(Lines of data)
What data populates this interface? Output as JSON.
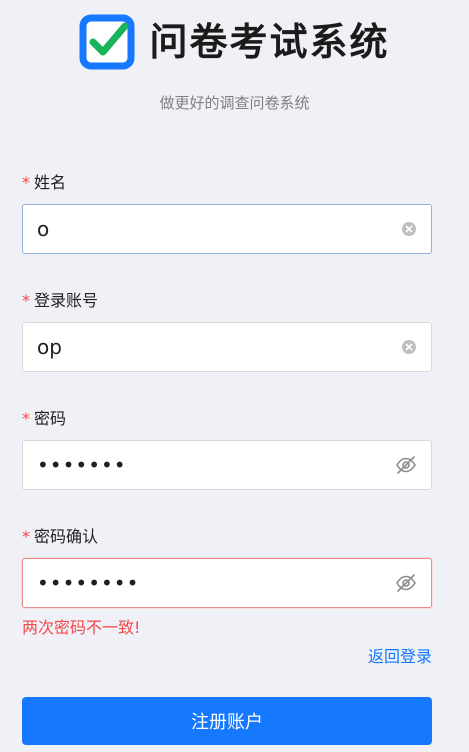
{
  "header": {
    "app_title": "问卷考试系统",
    "subtitle": "做更好的调查问卷系统",
    "logo_icon": "checkbox-check-icon",
    "logo_color": "#1677ff",
    "check_color": "#19b35a"
  },
  "form": {
    "required_mark": "*",
    "name": {
      "label": "姓名",
      "value": "o"
    },
    "account": {
      "label": "登录账号",
      "value": "op"
    },
    "password": {
      "label": "密码",
      "value": "•••••••"
    },
    "confirm": {
      "label": "密码确认",
      "value": "••••••••",
      "error": "两次密码不一致!"
    }
  },
  "links": {
    "back_to_login": "返回登录"
  },
  "buttons": {
    "register": "注册账户"
  },
  "colors": {
    "primary": "#1677ff",
    "error": "#f5484a",
    "background": "#eff1f6"
  }
}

> _TO DO_
Except for the pictures, copy the material above exactly.

> _ANSWER TO THIS PROBLEM_
What data populates this interface? Output as JSON.
{
  "header": {
    "app_title": "问卷考试系统",
    "subtitle": "做更好的调查问卷系统",
    "logo_icon": "checkbox-check-icon",
    "logo_color": "#1677ff",
    "check_color": "#19b35a"
  },
  "form": {
    "required_mark": "*",
    "name": {
      "label": "姓名",
      "value": "o"
    },
    "account": {
      "label": "登录账号",
      "value": "op"
    },
    "password": {
      "label": "密码",
      "value": "•••••••"
    },
    "confirm": {
      "label": "密码确认",
      "value": "••••••••",
      "error": "两次密码不一致!"
    }
  },
  "links": {
    "back_to_login": "返回登录"
  },
  "buttons": {
    "register": "注册账户"
  },
  "colors": {
    "primary": "#1677ff",
    "error": "#f5484a",
    "background": "#eff1f6"
  }
}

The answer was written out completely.